Türkei leugnet geheimes Treffen mit israelischem Vertreter

Medienberichten zufolge hatte ein israelischer Vertreter Ankara besucht, um bei einem geheimen Treffen mit dem türkischen Ministerpräsidenten Recep Tayyip Erdogan über die Wiederaufnahme der Beziehungen zwischen der Türkei und Israel zu sprechen. Die Türkei wies diese Berichte nun als unwahr zurück.
□ □ □ □
Aufgabenliste:
**1.** Schreiben Sie aus dem Textauszug den Abschnitt von „Türkei leugnet geheimes“ bis „als unwahr zurück.“ wortgetreu ab.
**2.** Mit wem soll sich der israelische Vertreter laut Textauszug in Ankara getroffen haben?
**3.** Fassen Sie den Textauszug in zwei Sätzen zusammen.

Aufgeführte Daten:
□ □ □ □
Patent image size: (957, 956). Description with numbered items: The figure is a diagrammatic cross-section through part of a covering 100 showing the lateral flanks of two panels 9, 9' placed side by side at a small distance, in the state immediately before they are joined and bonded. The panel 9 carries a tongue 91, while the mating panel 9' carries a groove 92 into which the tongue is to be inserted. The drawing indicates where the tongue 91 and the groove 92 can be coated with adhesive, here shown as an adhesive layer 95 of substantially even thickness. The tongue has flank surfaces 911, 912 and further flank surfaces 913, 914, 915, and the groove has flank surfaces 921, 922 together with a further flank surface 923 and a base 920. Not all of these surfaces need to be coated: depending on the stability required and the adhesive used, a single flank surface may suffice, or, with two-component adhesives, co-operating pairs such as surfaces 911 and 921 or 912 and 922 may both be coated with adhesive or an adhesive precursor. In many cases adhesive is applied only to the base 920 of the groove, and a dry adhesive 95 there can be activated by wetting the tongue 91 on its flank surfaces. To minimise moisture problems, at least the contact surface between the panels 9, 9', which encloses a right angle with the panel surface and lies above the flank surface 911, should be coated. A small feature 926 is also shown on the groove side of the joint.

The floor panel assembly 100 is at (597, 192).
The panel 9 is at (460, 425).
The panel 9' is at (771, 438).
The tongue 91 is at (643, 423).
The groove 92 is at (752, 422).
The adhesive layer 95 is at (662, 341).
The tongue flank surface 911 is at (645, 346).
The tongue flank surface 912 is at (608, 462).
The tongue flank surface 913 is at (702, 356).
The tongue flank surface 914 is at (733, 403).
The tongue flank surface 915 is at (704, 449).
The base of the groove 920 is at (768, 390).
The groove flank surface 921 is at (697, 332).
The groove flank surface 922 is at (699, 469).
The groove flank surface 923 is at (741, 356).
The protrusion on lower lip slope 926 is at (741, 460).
□ □ □ □
Lösungen zur Übung:
**1.**
Türkei leugnet geheimes Treffen mit israelischem Vertreter

Medienberichten zufolge hatte ein israelischer Vertreter Ankara besucht, um bei einem geheimen Treffen mit dem türkischen Ministerpräsidenten Recep Tayyip Erdogan über die Wiederaufnahme der Beziehungen zwischen der Türkei und Israel zu sprechen. Die Türkei wies diese Berichte nun als unwahr zurück.

**2.** Mit dem türkischen Ministerpräsidenten Recep Tayyip Erdogan.

**3.** Medienberichten zufolge besuchte ein israelischer Vertreter Ankara, um bei einem geheimen Treffen mit Ministerpräsident Recep Tayyip Erdogan über die Wiederaufnahme der Beziehungen zwischen der Türkei und Israel zu sprechen. Die Türkei wies diese Berichte als unwahr zurück.